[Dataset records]
■ ■ ■ ■ ■ ■ ■
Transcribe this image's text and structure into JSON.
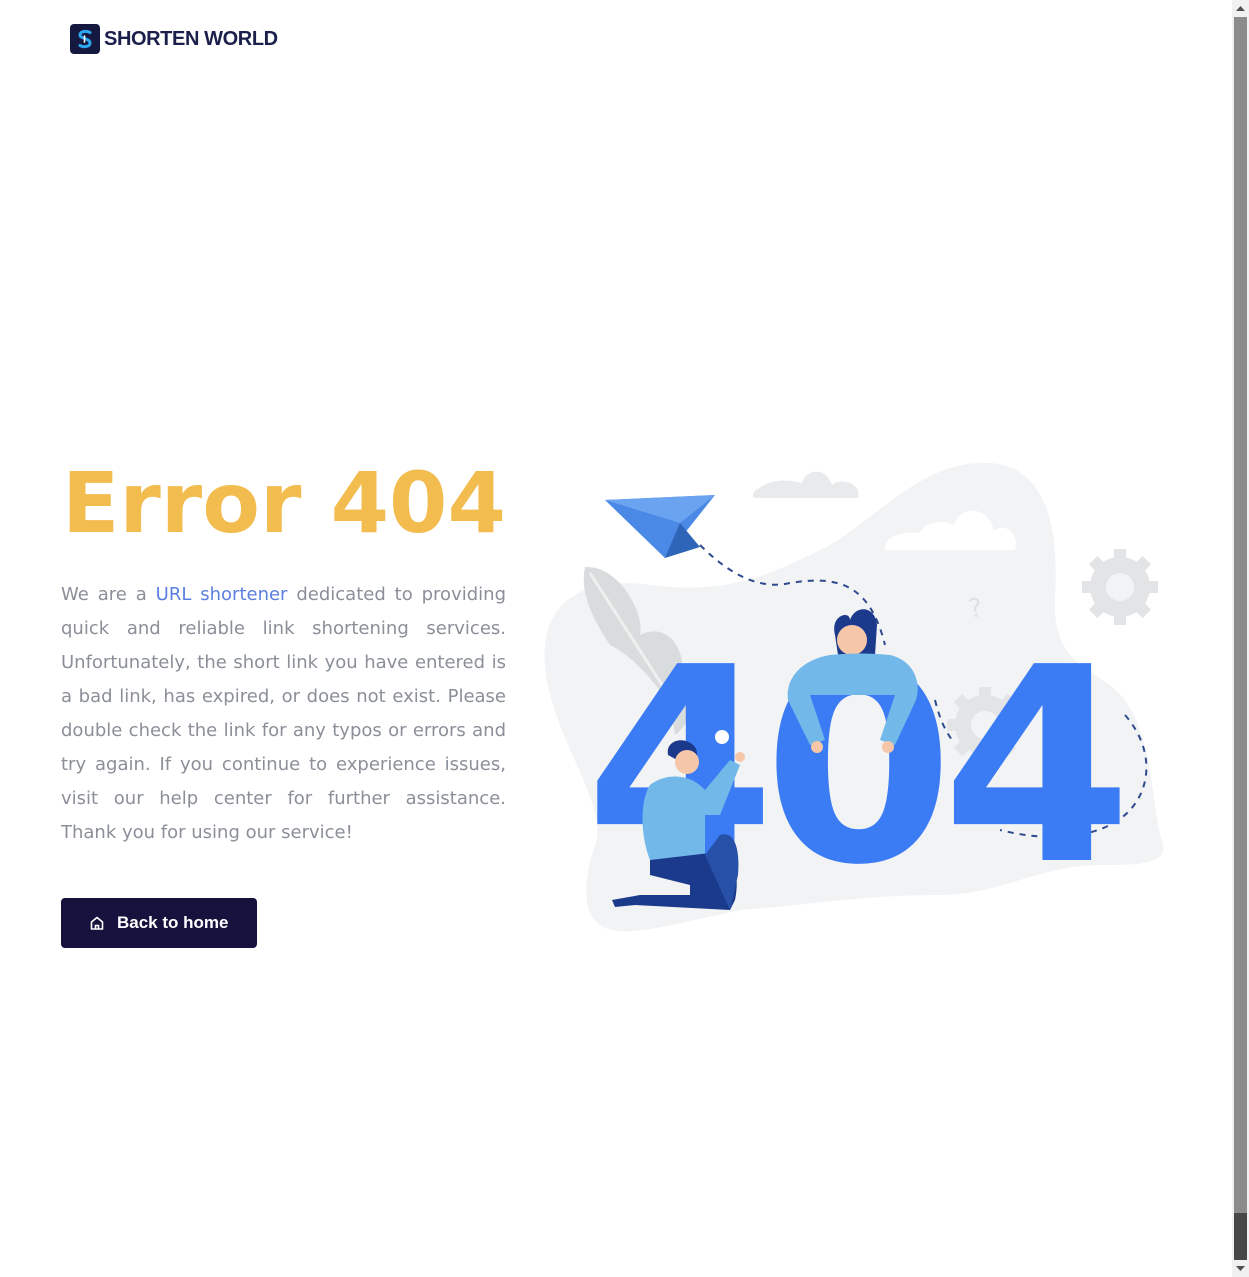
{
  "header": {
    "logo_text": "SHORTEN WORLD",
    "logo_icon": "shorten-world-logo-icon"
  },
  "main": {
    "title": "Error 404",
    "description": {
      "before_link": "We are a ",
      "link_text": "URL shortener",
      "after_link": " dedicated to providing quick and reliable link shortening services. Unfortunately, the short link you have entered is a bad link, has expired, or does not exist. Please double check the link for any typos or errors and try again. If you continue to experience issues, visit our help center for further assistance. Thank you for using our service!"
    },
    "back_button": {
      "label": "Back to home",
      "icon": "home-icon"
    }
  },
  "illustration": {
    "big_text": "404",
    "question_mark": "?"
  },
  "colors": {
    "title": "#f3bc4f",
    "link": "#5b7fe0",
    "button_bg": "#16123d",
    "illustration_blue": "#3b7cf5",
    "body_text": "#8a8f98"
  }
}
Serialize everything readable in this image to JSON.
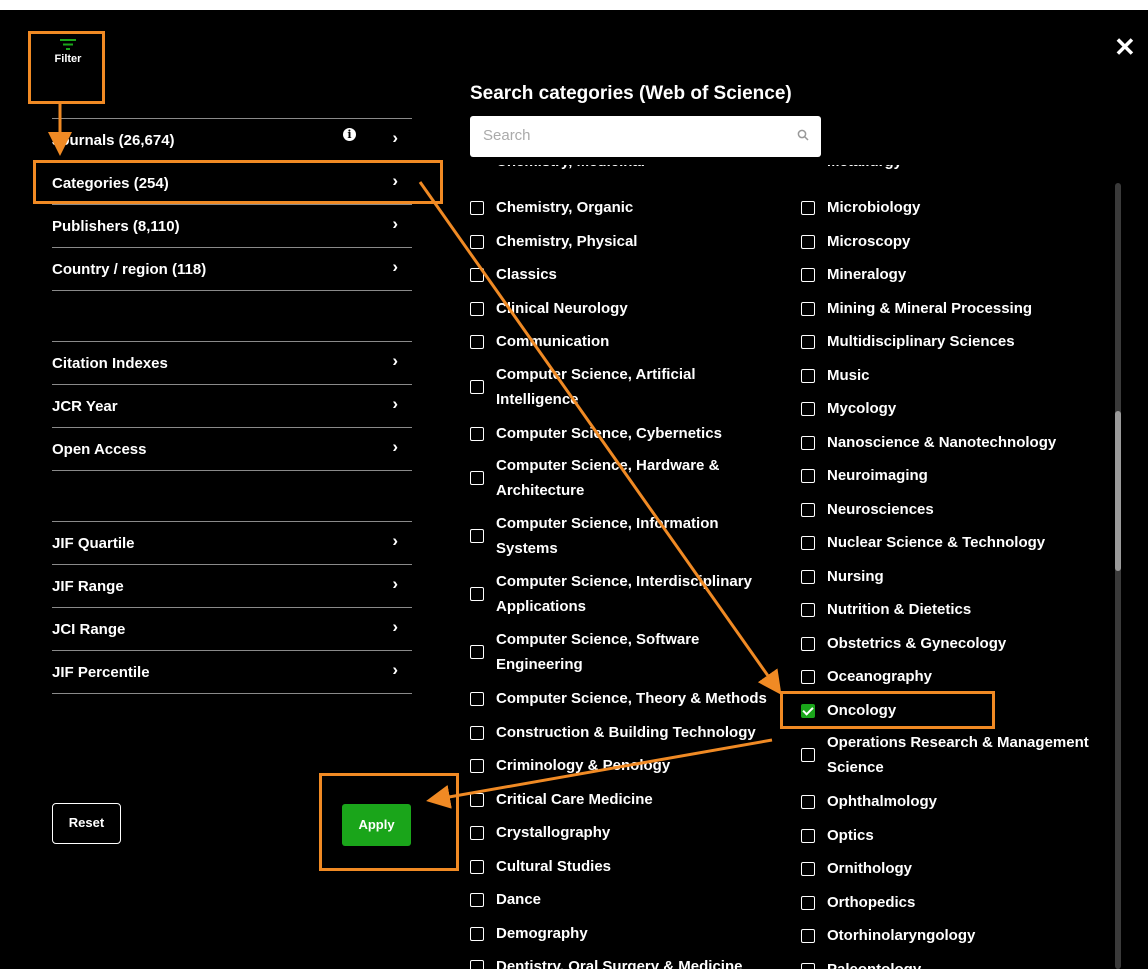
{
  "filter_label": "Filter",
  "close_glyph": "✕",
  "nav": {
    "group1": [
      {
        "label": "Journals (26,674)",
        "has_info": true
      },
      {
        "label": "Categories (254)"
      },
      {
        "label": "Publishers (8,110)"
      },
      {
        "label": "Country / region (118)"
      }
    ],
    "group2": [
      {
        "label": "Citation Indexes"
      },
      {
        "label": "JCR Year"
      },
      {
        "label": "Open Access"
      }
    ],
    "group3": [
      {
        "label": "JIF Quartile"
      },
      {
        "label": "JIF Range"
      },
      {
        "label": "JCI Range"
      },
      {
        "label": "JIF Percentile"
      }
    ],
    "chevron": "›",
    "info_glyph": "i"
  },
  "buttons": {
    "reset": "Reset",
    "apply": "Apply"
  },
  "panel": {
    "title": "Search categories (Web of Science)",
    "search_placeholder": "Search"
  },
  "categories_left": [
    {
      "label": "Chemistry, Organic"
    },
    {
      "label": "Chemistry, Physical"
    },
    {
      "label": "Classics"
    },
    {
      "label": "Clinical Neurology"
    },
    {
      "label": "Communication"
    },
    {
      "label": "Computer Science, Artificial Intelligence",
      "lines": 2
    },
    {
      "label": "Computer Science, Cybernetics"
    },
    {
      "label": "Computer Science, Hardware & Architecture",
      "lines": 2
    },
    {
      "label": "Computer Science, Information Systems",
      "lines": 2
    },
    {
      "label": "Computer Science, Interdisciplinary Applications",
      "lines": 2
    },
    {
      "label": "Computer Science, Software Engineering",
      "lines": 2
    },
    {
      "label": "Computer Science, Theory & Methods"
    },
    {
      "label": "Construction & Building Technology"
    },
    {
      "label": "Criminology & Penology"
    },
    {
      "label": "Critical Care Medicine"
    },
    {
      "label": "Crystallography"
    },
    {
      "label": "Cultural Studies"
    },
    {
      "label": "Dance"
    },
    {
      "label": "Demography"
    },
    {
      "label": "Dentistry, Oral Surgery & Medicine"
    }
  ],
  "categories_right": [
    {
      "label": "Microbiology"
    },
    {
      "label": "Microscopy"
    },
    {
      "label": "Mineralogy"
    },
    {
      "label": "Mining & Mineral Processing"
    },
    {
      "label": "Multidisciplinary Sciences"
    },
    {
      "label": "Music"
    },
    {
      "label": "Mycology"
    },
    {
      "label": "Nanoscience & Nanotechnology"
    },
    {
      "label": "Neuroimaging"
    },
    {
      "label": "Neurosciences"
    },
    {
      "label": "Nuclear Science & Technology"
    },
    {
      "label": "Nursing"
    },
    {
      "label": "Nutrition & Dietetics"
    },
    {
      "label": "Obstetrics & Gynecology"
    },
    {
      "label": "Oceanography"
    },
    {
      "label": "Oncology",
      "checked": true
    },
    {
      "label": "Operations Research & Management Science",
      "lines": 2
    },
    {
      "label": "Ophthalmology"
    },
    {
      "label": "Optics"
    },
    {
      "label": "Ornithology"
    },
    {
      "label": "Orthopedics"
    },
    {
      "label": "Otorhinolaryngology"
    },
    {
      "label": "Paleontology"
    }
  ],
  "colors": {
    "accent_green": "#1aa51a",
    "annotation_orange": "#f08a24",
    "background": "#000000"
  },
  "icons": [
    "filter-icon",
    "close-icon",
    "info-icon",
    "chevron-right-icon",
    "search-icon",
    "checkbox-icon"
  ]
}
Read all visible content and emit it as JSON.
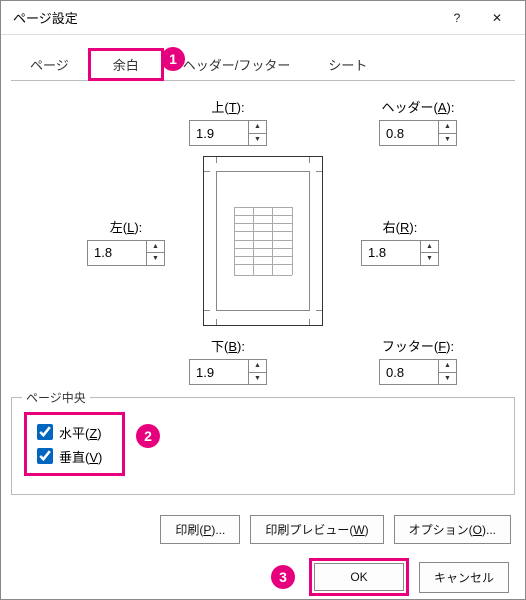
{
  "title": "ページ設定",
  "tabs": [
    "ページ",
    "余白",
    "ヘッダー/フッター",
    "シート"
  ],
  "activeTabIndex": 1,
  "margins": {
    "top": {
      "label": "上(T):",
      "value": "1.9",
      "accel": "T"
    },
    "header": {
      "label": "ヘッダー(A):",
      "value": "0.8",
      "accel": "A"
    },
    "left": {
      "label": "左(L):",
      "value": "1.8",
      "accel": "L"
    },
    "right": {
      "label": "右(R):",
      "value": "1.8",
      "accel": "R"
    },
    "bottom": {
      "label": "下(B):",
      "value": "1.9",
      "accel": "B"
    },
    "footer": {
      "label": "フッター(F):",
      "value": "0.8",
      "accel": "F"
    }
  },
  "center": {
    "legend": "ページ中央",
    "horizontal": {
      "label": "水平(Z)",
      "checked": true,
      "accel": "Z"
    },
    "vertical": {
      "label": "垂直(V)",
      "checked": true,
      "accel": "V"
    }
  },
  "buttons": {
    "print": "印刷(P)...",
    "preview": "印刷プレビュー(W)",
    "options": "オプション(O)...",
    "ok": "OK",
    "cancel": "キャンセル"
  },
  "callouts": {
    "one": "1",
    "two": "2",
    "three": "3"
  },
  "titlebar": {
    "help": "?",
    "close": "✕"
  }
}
■ ■ ■ ■ ■ ■ ■
Directive:
All entries must be written out again exactly as given, with no pictures in the copy.

Result of the exercise:
Transcribe this image's text and structure into JSON.
{
  "header": {
    "logo_text": "SHORTEN WORLD",
    "logo_icon": "shorten-world-logo-icon"
  },
  "main": {
    "title": "Error 404",
    "description": {
      "before_link": "We are a ",
      "link_text": "URL shortener",
      "after_link": " dedicated to providing quick and reliable link shortening services. Unfortunately, the short link you have entered is a bad link, has expired, or does not exist. Please double check the link for any typos or errors and try again. If you continue to experience issues, visit our help center for further assistance. Thank you for using our service!"
    },
    "back_button": {
      "label": "Back to home",
      "icon": "home-icon"
    }
  },
  "illustration": {
    "big_text": "404",
    "question_mark": "?"
  },
  "colors": {
    "title": "#f3bc4f",
    "link": "#5b7fe0",
    "button_bg": "#16123d",
    "illustration_blue": "#3b7cf5",
    "body_text": "#8a8f98"
  }
}
Serialize everything readable in this image to JSON.
{
  "filter_label": "Filter",
  "close_glyph": "✕",
  "nav": {
    "group1": [
      {
        "label": "Journals (26,674)",
        "has_info": true
      },
      {
        "label": "Categories (254)"
      },
      {
        "label": "Publishers (8,110)"
      },
      {
        "label": "Country / region (118)"
      }
    ],
    "group2": [
      {
        "label": "Citation Indexes"
      },
      {
        "label": "JCR Year"
      },
      {
        "label": "Open Access"
      }
    ],
    "group3": [
      {
        "label": "JIF Quartile"
      },
      {
        "label": "JIF Range"
      },
      {
        "label": "JCI Range"
      },
      {
        "label": "JIF Percentile"
      }
    ],
    "chevron": "›",
    "info_glyph": "i"
  },
  "buttons": {
    "reset": "Reset",
    "apply": "Apply"
  },
  "panel": {
    "title": "Search categories (Web of Science)",
    "search_placeholder": "Search"
  },
  "categories_left": [
    {
      "label": "Chemistry, Organic"
    },
    {
      "label": "Chemistry, Physical"
    },
    {
      "label": "Classics"
    },
    {
      "label": "Clinical Neurology"
    },
    {
      "label": "Communication"
    },
    {
      "label": "Computer Science, Artificial Intelligence",
      "lines": 2
    },
    {
      "label": "Computer Science, Cybernetics"
    },
    {
      "label": "Computer Science, Hardware & Architecture",
      "lines": 2
    },
    {
      "label": "Computer Science, Information Systems",
      "lines": 2
    },
    {
      "label": "Computer Science, Interdisciplinary Applications",
      "lines": 2
    },
    {
      "label": "Computer Science, Software Engineering",
      "lines": 2
    },
    {
      "label": "Computer Science, Theory & Methods"
    },
    {
      "label": "Construction & Building Technology"
    },
    {
      "label": "Criminology & Penology"
    },
    {
      "label": "Critical Care Medicine"
    },
    {
      "label": "Crystallography"
    },
    {
      "label": "Cultural Studies"
    },
    {
      "label": "Dance"
    },
    {
      "label": "Demography"
    },
    {
      "label": "Dentistry, Oral Surgery & Medicine"
    }
  ],
  "categories_right": [
    {
      "label": "Microbiology"
    },
    {
      "label": "Microscopy"
    },
    {
      "label": "Mineralogy"
    },
    {
      "label": "Mining & Mineral Processing"
    },
    {
      "label": "Multidisciplinary Sciences"
    },
    {
      "label": "Music"
    },
    {
      "label": "Mycology"
    },
    {
      "label": "Nanoscience & Nanotechnology"
    },
    {
      "label": "Neuroimaging"
    },
    {
      "label": "Neurosciences"
    },
    {
      "label": "Nuclear Science & Technology"
    },
    {
      "label": "Nursing"
    },
    {
      "label": "Nutrition & Dietetics"
    },
    {
      "label": "Obstetrics & Gynecology"
    },
    {
      "label": "Oceanography"
    },
    {
      "label": "Oncology",
      "checked": true
    },
    {
      "label": "Operations Research & Management Science",
      "lines": 2
    },
    {
      "label": "Ophthalmology"
    },
    {
      "label": "Optics"
    },
    {
      "label": "Ornithology"
    },
    {
      "label": "Orthopedics"
    },
    {
      "label": "Otorhinolaryngology"
    },
    {
      "label": "Paleontology"
    }
  ],
  "colors": {
    "accent_green": "#1aa51a",
    "annotation_orange": "#f08a24",
    "background": "#000000"
  },
  "icons": [
    "filter-icon",
    "close-icon",
    "info-icon",
    "chevron-right-icon",
    "search-icon",
    "checkbox-icon"
  ]
}
Read all visible content and emit it as JSON.
{
  "title": "ページ設定",
  "tabs": [
    "ページ",
    "余白",
    "ヘッダー/フッター",
    "シート"
  ],
  "activeTabIndex": 1,
  "margins": {
    "top": {
      "label": "上(T):",
      "value": "1.9",
      "accel": "T"
    },
    "header": {
      "label": "ヘッダー(A):",
      "value": "0.8",
      "accel": "A"
    },
    "left": {
      "label": "左(L):",
      "value": "1.8",
      "accel": "L"
    },
    "right": {
      "label": "右(R):",
      "value": "1.8",
      "accel": "R"
    },
    "bottom": {
      "label": "下(B):",
      "value": "1.9",
      "accel": "B"
    },
    "footer": {
      "label": "フッター(F):",
      "value": "0.8",
      "accel": "F"
    }
  },
  "center": {
    "legend": "ページ中央",
    "horizontal": {
      "label": "水平(Z)",
      "checked": true,
      "accel": "Z"
    },
    "vertical": {
      "label": "垂直(V)",
      "checked": true,
      "accel": "V"
    }
  },
  "buttons": {
    "print": "印刷(P)...",
    "preview": "印刷プレビュー(W)",
    "options": "オプション(O)...",
    "ok": "OK",
    "cancel": "キャンセル"
  },
  "callouts": {
    "one": "1",
    "two": "2",
    "three": "3"
  },
  "titlebar": {
    "help": "?",
    "close": "✕"
  }
}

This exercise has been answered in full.